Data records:
+===+

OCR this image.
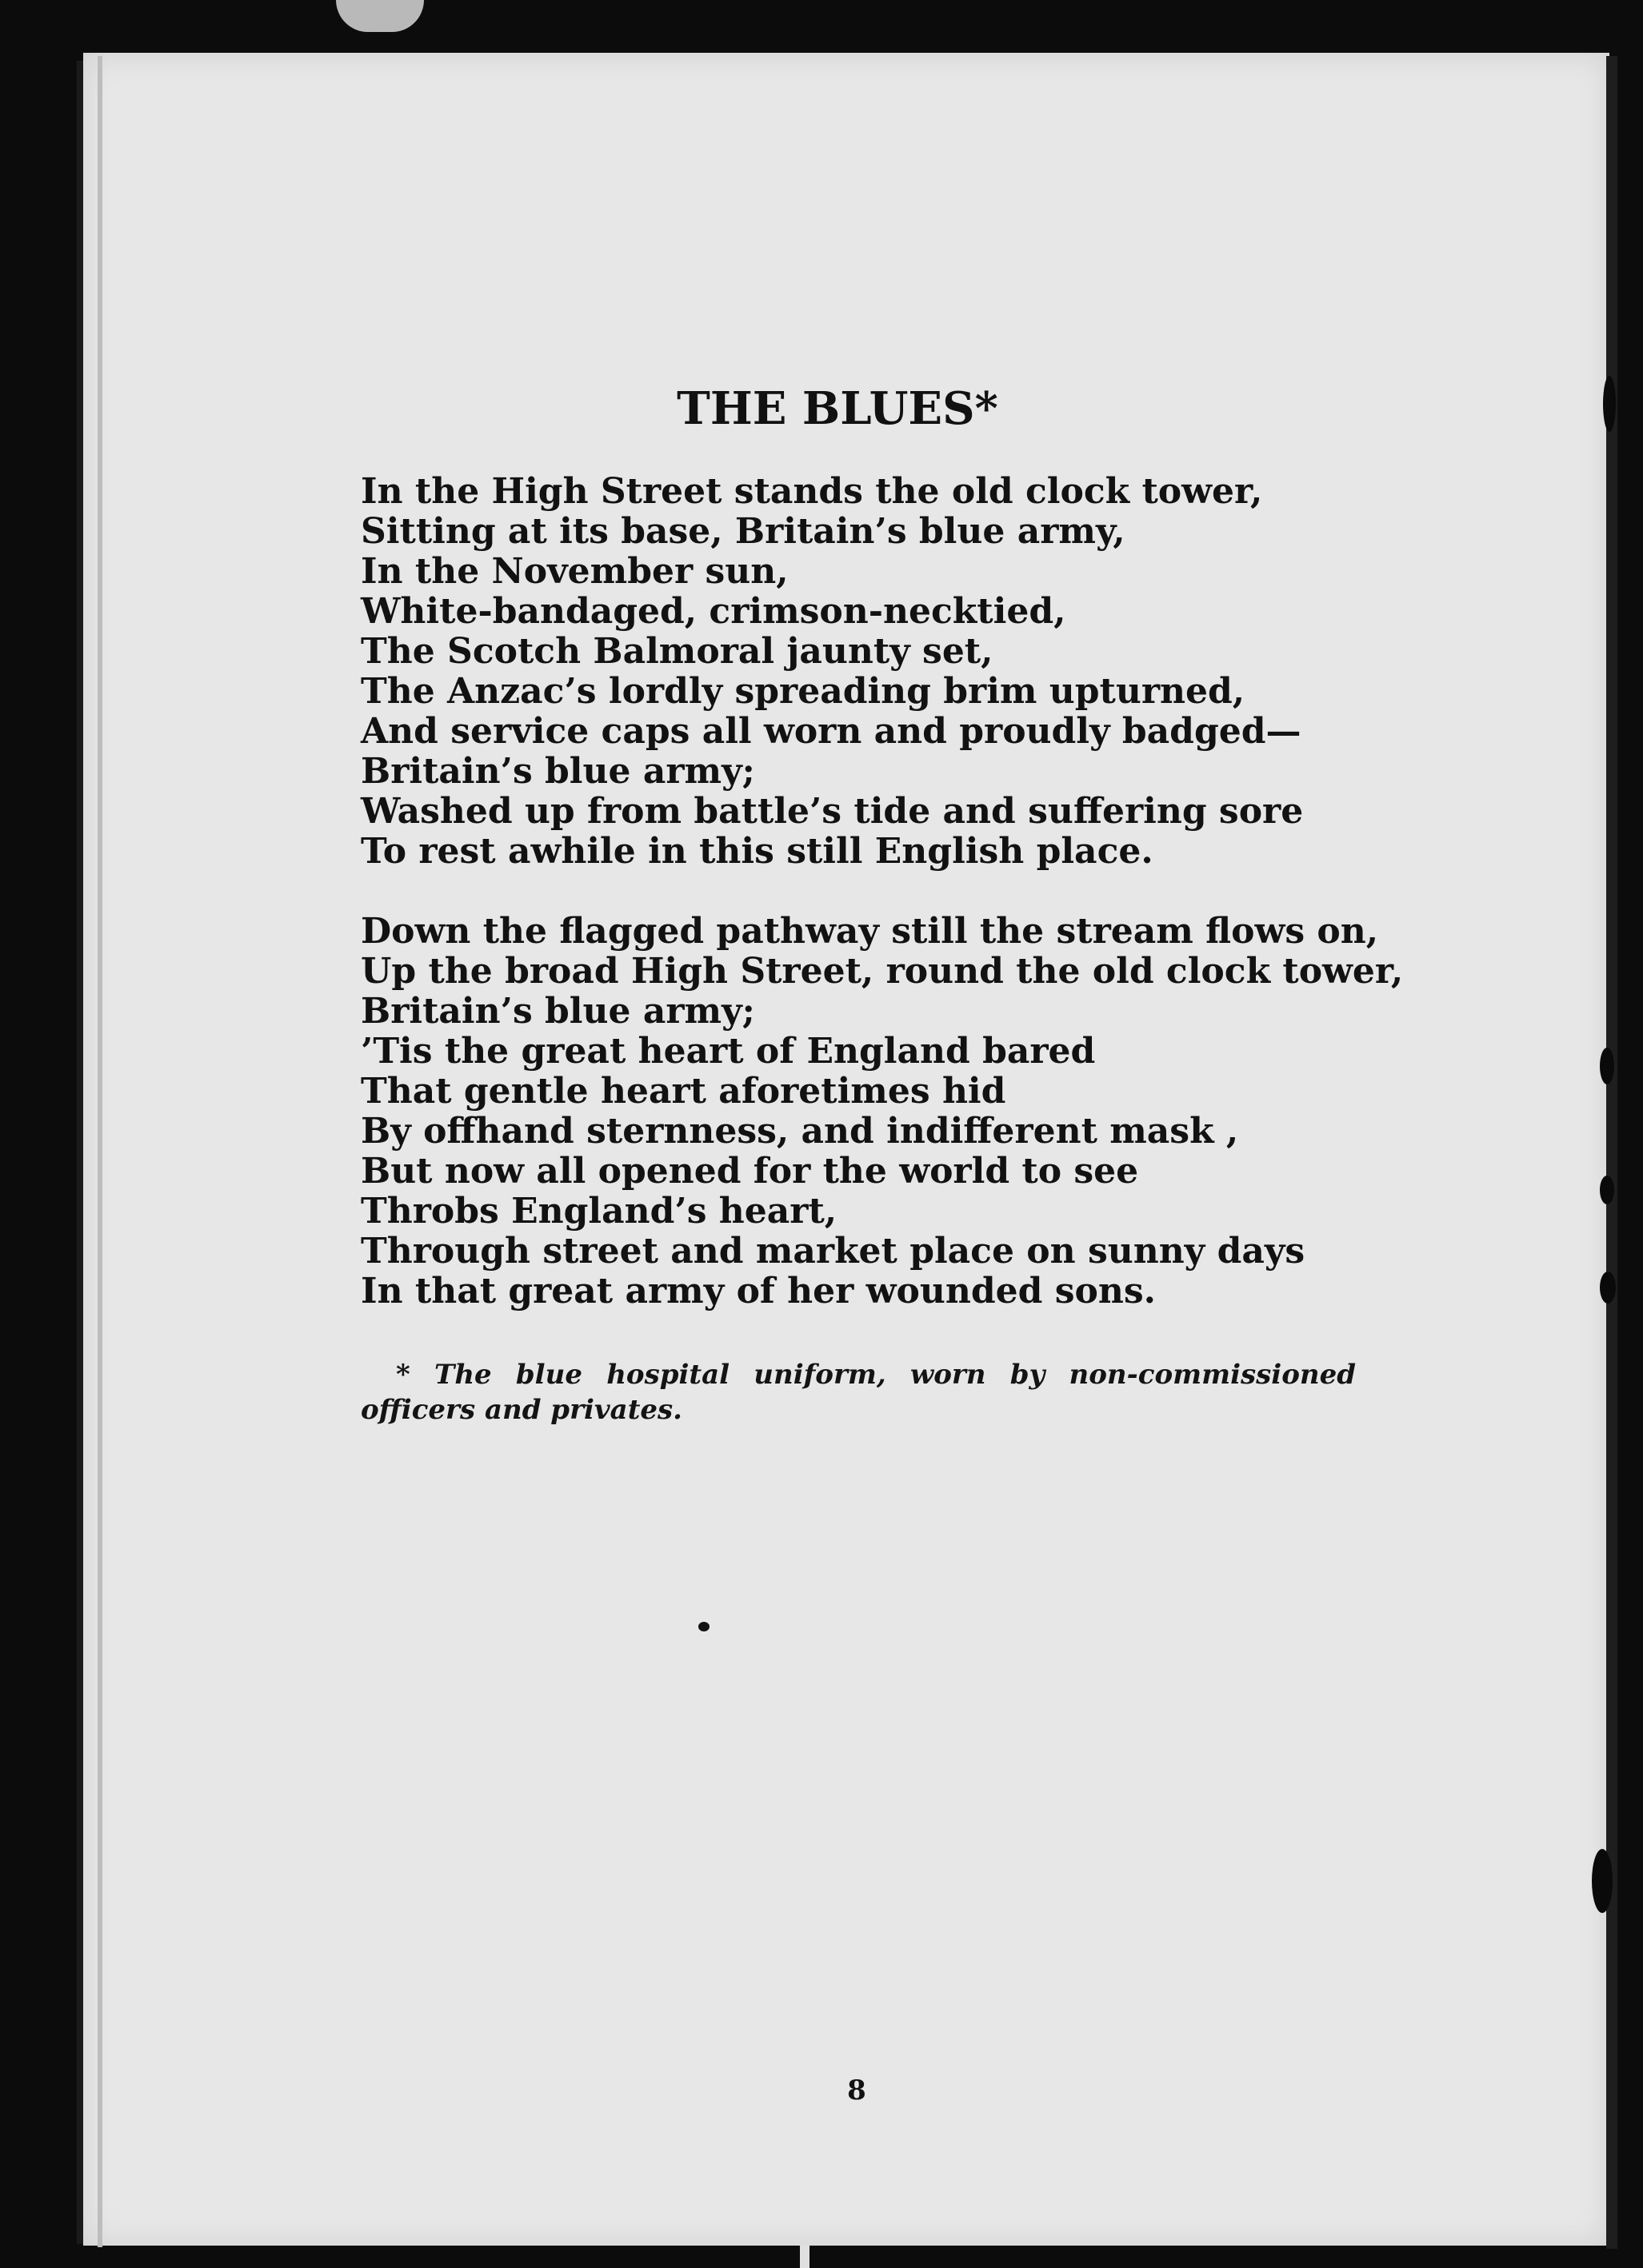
THE BLUES*

In the High Street stands the old clock tower,
Sitting at its base, Britain’s blue army,
In the November sun,
White-bandaged, crimson-necktied,
The Scotch Balmoral jaunty set,
The Anzac’s lordly spreading brim upturned,
And service caps all worn and proudly badged—
Britain’s blue army;
Washed up from battle’s tide and suffering sore
To rest awhile in this still English place.

Down the flagged pathway still the stream flows on,
Up the broad High Street, round the old clock tower,
Britain’s blue army;
’Tis the great heart of England bared
That gentle heart aforetimes hid
By offhand sternness, and indifferent mask ,
But now all opened for the world to see
Throbs England’s heart,
Through street and market place on sunny days
In that great army of her wounded sons.

* The blue hospital uniform, worn by non-commissioned officers and privates.

8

+===+

» **GOAL**
Find and copy every line in the entries above where the string "clock" occurs.

» **PROBLEM SOLUTION**
In the High Street stands the old clock tower,
Up the broad High Street, round the old clock tower,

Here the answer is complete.